**RECORDS FOR THIS TASK**:
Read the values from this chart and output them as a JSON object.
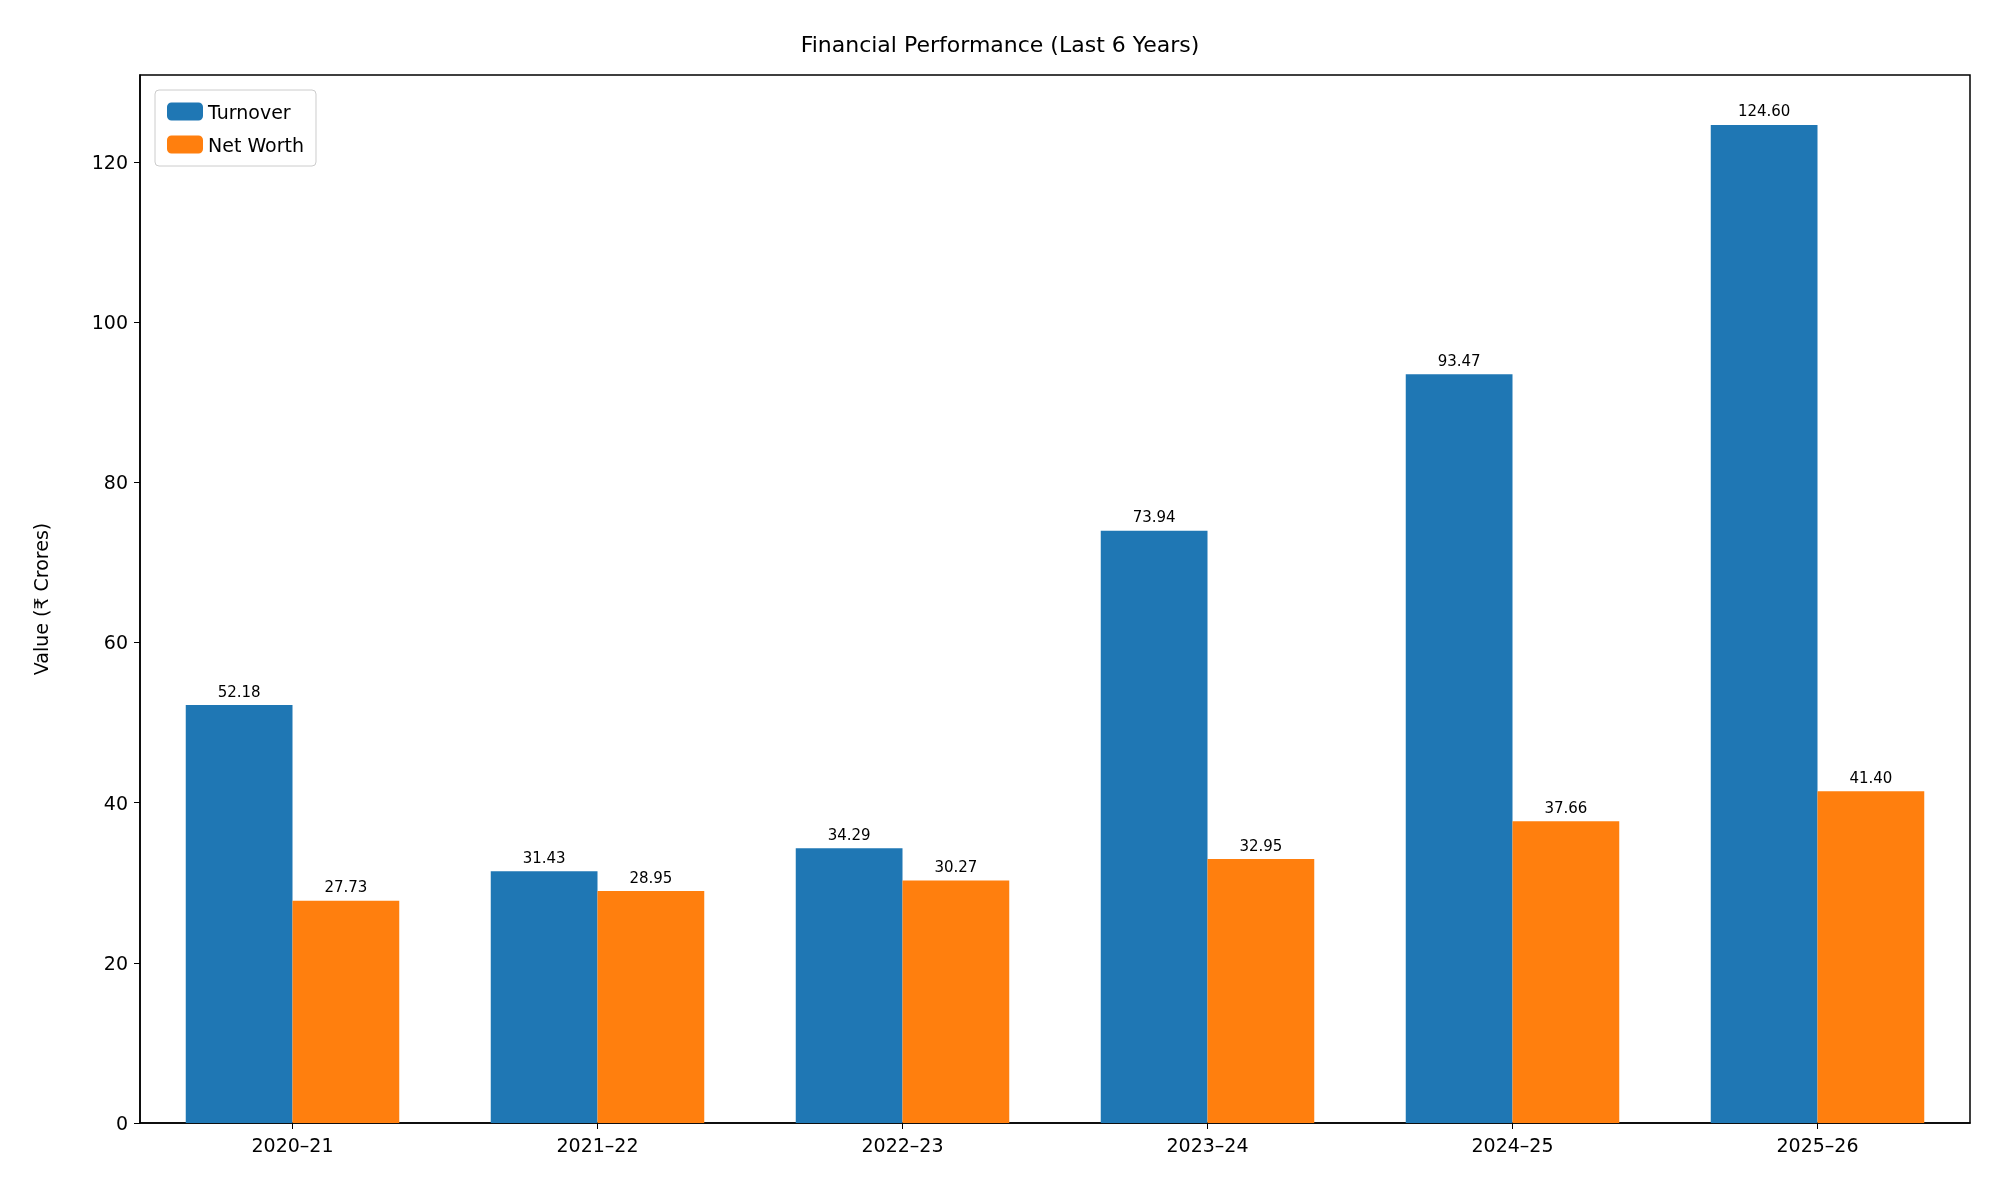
{
  "chart_data": {
    "type": "bar",
    "title": "Financial Performance (Last 6 Years)",
    "ylabel": "Value (₹ Crores)",
    "categories": [
      "2020–21",
      "2021–22",
      "2022–23",
      "2023–24",
      "2024–25",
      "2025–26"
    ],
    "series": [
      {
        "name": "Turnover",
        "color": "#1f77b4",
        "values": [
          52.18,
          31.43,
          34.29,
          73.94,
          93.47,
          124.6
        ],
        "value_labels": [
          "52.18",
          "31.43",
          "34.29",
          "73.94",
          "93.47",
          "124.60"
        ]
      },
      {
        "name": "Net Worth",
        "color": "#ff7f0e",
        "values": [
          27.73,
          28.95,
          30.27,
          32.95,
          37.66,
          41.4
        ],
        "value_labels": [
          "27.73",
          "28.95",
          "30.27",
          "32.95",
          "37.66",
          "41.40"
        ]
      }
    ],
    "ylim": [
      0,
      130.83
    ],
    "yticks": [
      0,
      20,
      40,
      60,
      80,
      100,
      120
    ],
    "grid": false,
    "legend": "top left"
  }
}
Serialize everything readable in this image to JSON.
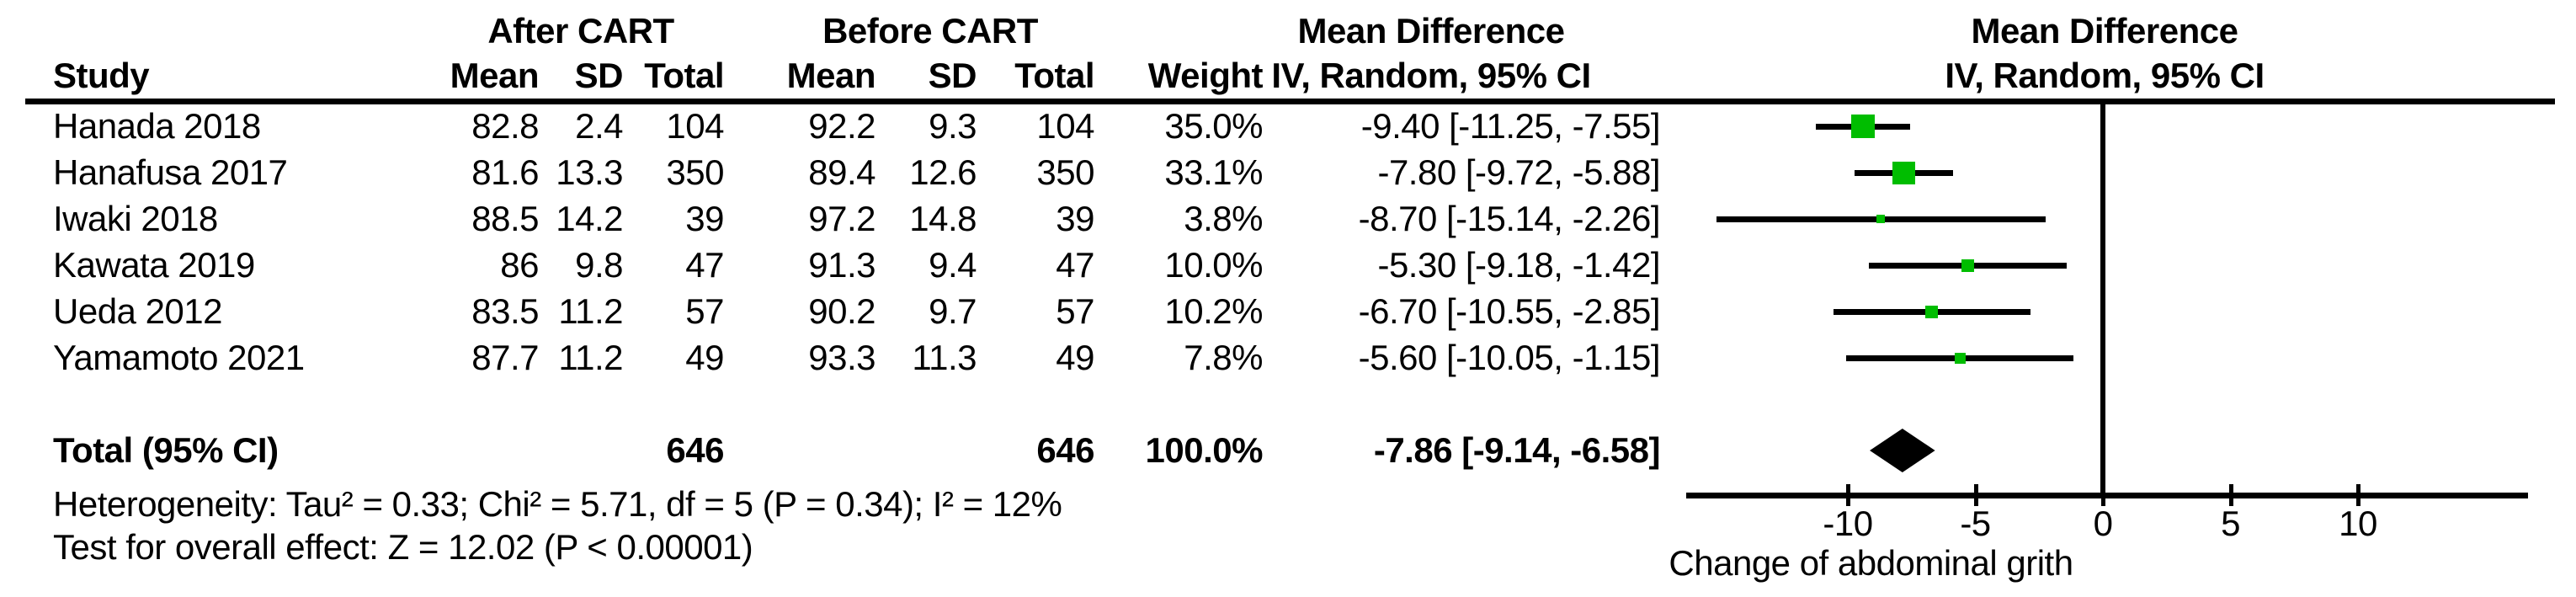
{
  "colors": {
    "marker_green": "#00bd00",
    "line_black": "#000000",
    "background": "#ffffff"
  },
  "chart_data": {
    "type": "forest",
    "group_after": "After CART",
    "group_before": "Before CART",
    "effect_header": "Mean Difference",
    "method_header": "IV, Random, 95% CI",
    "columns": {
      "study": "Study",
      "mean": "Mean",
      "sd": "SD",
      "total": "Total",
      "weight": "Weight"
    },
    "studies": [
      {
        "name": "Hanada 2018",
        "after_mean": "82.8",
        "after_sd": "2.4",
        "after_total": "104",
        "before_mean": "92.2",
        "before_sd": "9.3",
        "before_total": "104",
        "weight": "35.0%",
        "md": -9.4,
        "ci_low": -11.25,
        "ci_high": -7.55,
        "ci_text": "-9.40 [-11.25, -7.55]"
      },
      {
        "name": "Hanafusa 2017",
        "after_mean": "81.6",
        "after_sd": "13.3",
        "after_total": "350",
        "before_mean": "89.4",
        "before_sd": "12.6",
        "before_total": "350",
        "weight": "33.1%",
        "md": -7.8,
        "ci_low": -9.72,
        "ci_high": -5.88,
        "ci_text": "-7.80 [-9.72, -5.88]"
      },
      {
        "name": "Iwaki 2018",
        "after_mean": "88.5",
        "after_sd": "14.2",
        "after_total": "39",
        "before_mean": "97.2",
        "before_sd": "14.8",
        "before_total": "39",
        "weight": "3.8%",
        "md": -8.7,
        "ci_low": -15.14,
        "ci_high": -2.26,
        "ci_text": "-8.70 [-15.14, -2.26]"
      },
      {
        "name": "Kawata 2019",
        "after_mean": "86",
        "after_sd": "9.8",
        "after_total": "47",
        "before_mean": "91.3",
        "before_sd": "9.4",
        "before_total": "47",
        "weight": "10.0%",
        "md": -5.3,
        "ci_low": -9.18,
        "ci_high": -1.42,
        "ci_text": "-5.30 [-9.18, -1.42]"
      },
      {
        "name": "Ueda 2012",
        "after_mean": "83.5",
        "after_sd": "11.2",
        "after_total": "57",
        "before_mean": "90.2",
        "before_sd": "9.7",
        "before_total": "57",
        "weight": "10.2%",
        "md": -6.7,
        "ci_low": -10.55,
        "ci_high": -2.85,
        "ci_text": "-6.70 [-10.55, -2.85]"
      },
      {
        "name": "Yamamoto 2021",
        "after_mean": "87.7",
        "after_sd": "11.2",
        "after_total": "49",
        "before_mean": "93.3",
        "before_sd": "11.3",
        "before_total": "49",
        "weight": "7.8%",
        "md": -5.6,
        "ci_low": -10.05,
        "ci_high": -1.15,
        "ci_text": "-5.60 [-10.05, -1.15]"
      }
    ],
    "total_row": {
      "label": "Total (95% CI)",
      "after_total": "646",
      "before_total": "646",
      "weight": "100.0%",
      "md": -7.86,
      "ci_low": -9.14,
      "ci_high": -6.58,
      "ci_text": "-7.86 [-9.14, -6.58]"
    },
    "heterogeneity": "Heterogeneity: Tau² = 0.33; Chi² = 5.71, df = 5 (P = 0.34); I² = 12%",
    "overall_effect_test": "Test for overall effect: Z = 12.02 (P < 0.00001)",
    "x_ticks": [
      {
        "label": "-10",
        "value": -10
      },
      {
        "label": "-5",
        "value": -5
      },
      {
        "label": "0",
        "value": 0
      },
      {
        "label": "5",
        "value": 5
      },
      {
        "label": "10",
        "value": 10
      }
    ],
    "xlabel": "Change of abdominal grith",
    "x_axis_range": [
      -16.3,
      16.6
    ],
    "zero_reference": 0,
    "grid": false,
    "legend_position": "none"
  }
}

**WHAT THIS TASK INVOLVES**: All of the records need repeating exactly, except for the pictures.

**FINAL ANSWER**:
Read the values from this chart and output them as a JSON object.
{
  "chart_data": {
    "type": "bar",
    "title": "Financial Performance (Last 6 Years)",
    "ylabel": "Value (₹ Crores)",
    "categories": [
      "2020–21",
      "2021–22",
      "2022–23",
      "2023–24",
      "2024–25",
      "2025–26"
    ],
    "series": [
      {
        "name": "Turnover",
        "color": "#1f77b4",
        "values": [
          52.18,
          31.43,
          34.29,
          73.94,
          93.47,
          124.6
        ],
        "value_labels": [
          "52.18",
          "31.43",
          "34.29",
          "73.94",
          "93.47",
          "124.60"
        ]
      },
      {
        "name": "Net Worth",
        "color": "#ff7f0e",
        "values": [
          27.73,
          28.95,
          30.27,
          32.95,
          37.66,
          41.4
        ],
        "value_labels": [
          "27.73",
          "28.95",
          "30.27",
          "32.95",
          "37.66",
          "41.40"
        ]
      }
    ],
    "ylim": [
      0,
      130.83
    ],
    "yticks": [
      0,
      20,
      40,
      60,
      80,
      100,
      120
    ],
    "grid": false,
    "legend": "top left"
  }
}
Serialize everything readable in this image to JSON.
{
  "colors": {
    "marker_green": "#00bd00",
    "line_black": "#000000",
    "background": "#ffffff"
  },
  "chart_data": {
    "type": "forest",
    "group_after": "After CART",
    "group_before": "Before CART",
    "effect_header": "Mean Difference",
    "method_header": "IV, Random, 95% CI",
    "columns": {
      "study": "Study",
      "mean": "Mean",
      "sd": "SD",
      "total": "Total",
      "weight": "Weight"
    },
    "studies": [
      {
        "name": "Hanada 2018",
        "after_mean": "82.8",
        "after_sd": "2.4",
        "after_total": "104",
        "before_mean": "92.2",
        "before_sd": "9.3",
        "before_total": "104",
        "weight": "35.0%",
        "md": -9.4,
        "ci_low": -11.25,
        "ci_high": -7.55,
        "ci_text": "-9.40 [-11.25, -7.55]"
      },
      {
        "name": "Hanafusa 2017",
        "after_mean": "81.6",
        "after_sd": "13.3",
        "after_total": "350",
        "before_mean": "89.4",
        "before_sd": "12.6",
        "before_total": "350",
        "weight": "33.1%",
        "md": -7.8,
        "ci_low": -9.72,
        "ci_high": -5.88,
        "ci_text": "-7.80 [-9.72, -5.88]"
      },
      {
        "name": "Iwaki 2018",
        "after_mean": "88.5",
        "after_sd": "14.2",
        "after_total": "39",
        "before_mean": "97.2",
        "before_sd": "14.8",
        "before_total": "39",
        "weight": "3.8%",
        "md": -8.7,
        "ci_low": -15.14,
        "ci_high": -2.26,
        "ci_text": "-8.70 [-15.14, -2.26]"
      },
      {
        "name": "Kawata 2019",
        "after_mean": "86",
        "after_sd": "9.8",
        "after_total": "47",
        "before_mean": "91.3",
        "before_sd": "9.4",
        "before_total": "47",
        "weight": "10.0%",
        "md": -5.3,
        "ci_low": -9.18,
        "ci_high": -1.42,
        "ci_text": "-5.30 [-9.18, -1.42]"
      },
      {
        "name": "Ueda 2012",
        "after_mean": "83.5",
        "after_sd": "11.2",
        "after_total": "57",
        "before_mean": "90.2",
        "before_sd": "9.7",
        "before_total": "57",
        "weight": "10.2%",
        "md": -6.7,
        "ci_low": -10.55,
        "ci_high": -2.85,
        "ci_text": "-6.70 [-10.55, -2.85]"
      },
      {
        "name": "Yamamoto 2021",
        "after_mean": "87.7",
        "after_sd": "11.2",
        "after_total": "49",
        "before_mean": "93.3",
        "before_sd": "11.3",
        "before_total": "49",
        "weight": "7.8%",
        "md": -5.6,
        "ci_low": -10.05,
        "ci_high": -1.15,
        "ci_text": "-5.60 [-10.05, -1.15]"
      }
    ],
    "total_row": {
      "label": "Total (95% CI)",
      "after_total": "646",
      "before_total": "646",
      "weight": "100.0%",
      "md": -7.86,
      "ci_low": -9.14,
      "ci_high": -6.58,
      "ci_text": "-7.86 [-9.14, -6.58]"
    },
    "heterogeneity": "Heterogeneity: Tau² = 0.33; Chi² = 5.71, df = 5 (P = 0.34); I² = 12%",
    "overall_effect_test": "Test for overall effect: Z = 12.02 (P < 0.00001)",
    "x_ticks": [
      {
        "label": "-10",
        "value": -10
      },
      {
        "label": "-5",
        "value": -5
      },
      {
        "label": "0",
        "value": 0
      },
      {
        "label": "5",
        "value": 5
      },
      {
        "label": "10",
        "value": 10
      }
    ],
    "xlabel": "Change of abdominal grith",
    "x_axis_range": [
      -16.3,
      16.6
    ],
    "zero_reference": 0,
    "grid": false,
    "legend_position": "none"
  }
}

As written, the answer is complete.